▶ _Your goal_:
Look through the data below and return each line where "لأحد" appears.

Dataset items

# # # #

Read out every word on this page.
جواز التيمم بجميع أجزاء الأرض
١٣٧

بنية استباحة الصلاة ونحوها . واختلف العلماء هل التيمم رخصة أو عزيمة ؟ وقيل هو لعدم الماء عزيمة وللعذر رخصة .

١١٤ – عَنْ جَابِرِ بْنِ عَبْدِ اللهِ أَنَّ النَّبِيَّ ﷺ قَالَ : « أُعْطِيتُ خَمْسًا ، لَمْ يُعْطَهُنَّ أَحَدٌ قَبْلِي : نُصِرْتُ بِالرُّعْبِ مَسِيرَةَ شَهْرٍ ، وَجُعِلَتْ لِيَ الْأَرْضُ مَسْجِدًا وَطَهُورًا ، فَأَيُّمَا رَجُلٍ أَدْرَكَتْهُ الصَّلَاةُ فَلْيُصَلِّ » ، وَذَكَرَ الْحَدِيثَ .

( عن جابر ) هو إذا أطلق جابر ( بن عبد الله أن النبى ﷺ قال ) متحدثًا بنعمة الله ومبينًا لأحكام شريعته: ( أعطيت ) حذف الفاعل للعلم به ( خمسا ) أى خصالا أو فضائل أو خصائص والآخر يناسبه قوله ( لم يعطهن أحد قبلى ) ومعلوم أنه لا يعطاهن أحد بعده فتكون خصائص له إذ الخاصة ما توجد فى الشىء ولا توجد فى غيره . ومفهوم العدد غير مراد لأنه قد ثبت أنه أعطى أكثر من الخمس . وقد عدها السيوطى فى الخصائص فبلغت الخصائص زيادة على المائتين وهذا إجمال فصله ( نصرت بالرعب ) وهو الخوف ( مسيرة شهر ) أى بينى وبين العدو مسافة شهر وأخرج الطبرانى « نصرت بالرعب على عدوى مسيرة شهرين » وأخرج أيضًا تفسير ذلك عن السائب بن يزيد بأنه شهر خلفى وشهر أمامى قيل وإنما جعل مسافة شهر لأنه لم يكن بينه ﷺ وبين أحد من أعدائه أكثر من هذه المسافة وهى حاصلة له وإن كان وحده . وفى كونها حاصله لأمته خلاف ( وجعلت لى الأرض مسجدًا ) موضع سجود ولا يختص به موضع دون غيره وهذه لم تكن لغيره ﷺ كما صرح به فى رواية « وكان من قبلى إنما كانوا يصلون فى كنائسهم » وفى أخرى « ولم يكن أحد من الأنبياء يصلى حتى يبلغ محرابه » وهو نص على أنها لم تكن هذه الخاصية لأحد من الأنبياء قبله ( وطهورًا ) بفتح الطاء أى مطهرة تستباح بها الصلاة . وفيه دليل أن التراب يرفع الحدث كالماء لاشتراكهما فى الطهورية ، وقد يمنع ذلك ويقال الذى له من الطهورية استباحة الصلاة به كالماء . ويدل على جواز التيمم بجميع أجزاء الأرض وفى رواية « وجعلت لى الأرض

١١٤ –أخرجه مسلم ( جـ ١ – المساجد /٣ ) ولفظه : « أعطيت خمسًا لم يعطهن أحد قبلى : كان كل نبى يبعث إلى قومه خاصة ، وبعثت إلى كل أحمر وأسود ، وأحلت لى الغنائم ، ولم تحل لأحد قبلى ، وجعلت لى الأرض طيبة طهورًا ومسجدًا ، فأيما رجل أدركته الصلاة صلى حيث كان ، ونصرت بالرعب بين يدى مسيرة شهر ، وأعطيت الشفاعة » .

# # # #

▶ _Complete output_:
( عن جابر ) هو إذا أطلق جابر ( بن عبد الله أن النبى ﷺ قال ) متحدثًا بنعمة الله ومبينًا لأحكام شريعته: ( أعطيت ) حذف الفاعل للعلم به ( خمسا ) أى خصالا أو فضائل أو خصائص والآخر يناسبه قوله ( لم يعطهن أحد قبلى ) ومعلوم أنه لا يعطاهن أحد بعده فتكون خصائص له إذ الخاصة ما توجد فى الشىء ولا توجد فى غيره . ومفهوم العدد غير مراد لأنه قد ثبت أنه أعطى أكثر من الخمس . وقد عدها السيوطى فى الخصائص فبلغت الخصائص زيادة على المائتين وهذا إجمال فصله ( نصرت بالرعب ) وهو الخوف ( مسيرة شهر ) أى بينى وبين العدو مسافة شهر وأخرج الطبرانى « نصرت بالرعب على عدوى مسيرة شهرين » وأخرج أيضًا تفسير ذلك عن السائب بن يزيد بأنه شهر خلفى وشهر أمامى قيل وإنما جعل مسافة شهر لأنه لم يكن بينه ﷺ وبين أحد من أعدائه أكثر من هذه المسافة وهى حاصلة له وإن كان وحده . وفى كونها حاصله لأمته خلاف ( وجعلت لى الأرض مسجدًا ) موضع سجود ولا يختص به موضع دون غيره وهذه لم تكن لغيره ﷺ كما صرح به فى رواية « وكان من قبلى إنما كانوا يصلون فى كنائسهم » وفى أخرى « ولم يكن أحد من الأنبياء يصلى حتى يبلغ محرابه » وهو نص على أنها لم تكن هذه الخاصية لأحد من الأنبياء قبله ( وطهورًا ) بفتح الطاء أى مطهرة تستباح بها الصلاة . وفيه دليل أن التراب يرفع الحدث كالماء لاشتراكهما فى الطهورية ، وقد يمنع ذلك ويقال الذى له من الطهورية استباحة الصلاة به كالماء . ويدل على جواز التيمم بجميع أجزاء الأرض وفى رواية « وجعلت لى الأرض
١١٤ –أخرجه مسلم ( جـ ١ – المساجد /٣ ) ولفظه : « أعطيت خمسًا لم يعطهن أحد قبلى : كان كل نبى يبعث إلى قومه خاصة ، وبعثت إلى كل أحمر وأسود ، وأحلت لى الغنائم ، ولم تحل لأحد قبلى ، وجعلت لى الأرض طيبة طهورًا ومسجدًا ، فأيما رجل أدركته الصلاة صلى حيث كان ، ونصرت بالرعب بين يدى مسيرة شهر ، وأعطيت الشفاعة » .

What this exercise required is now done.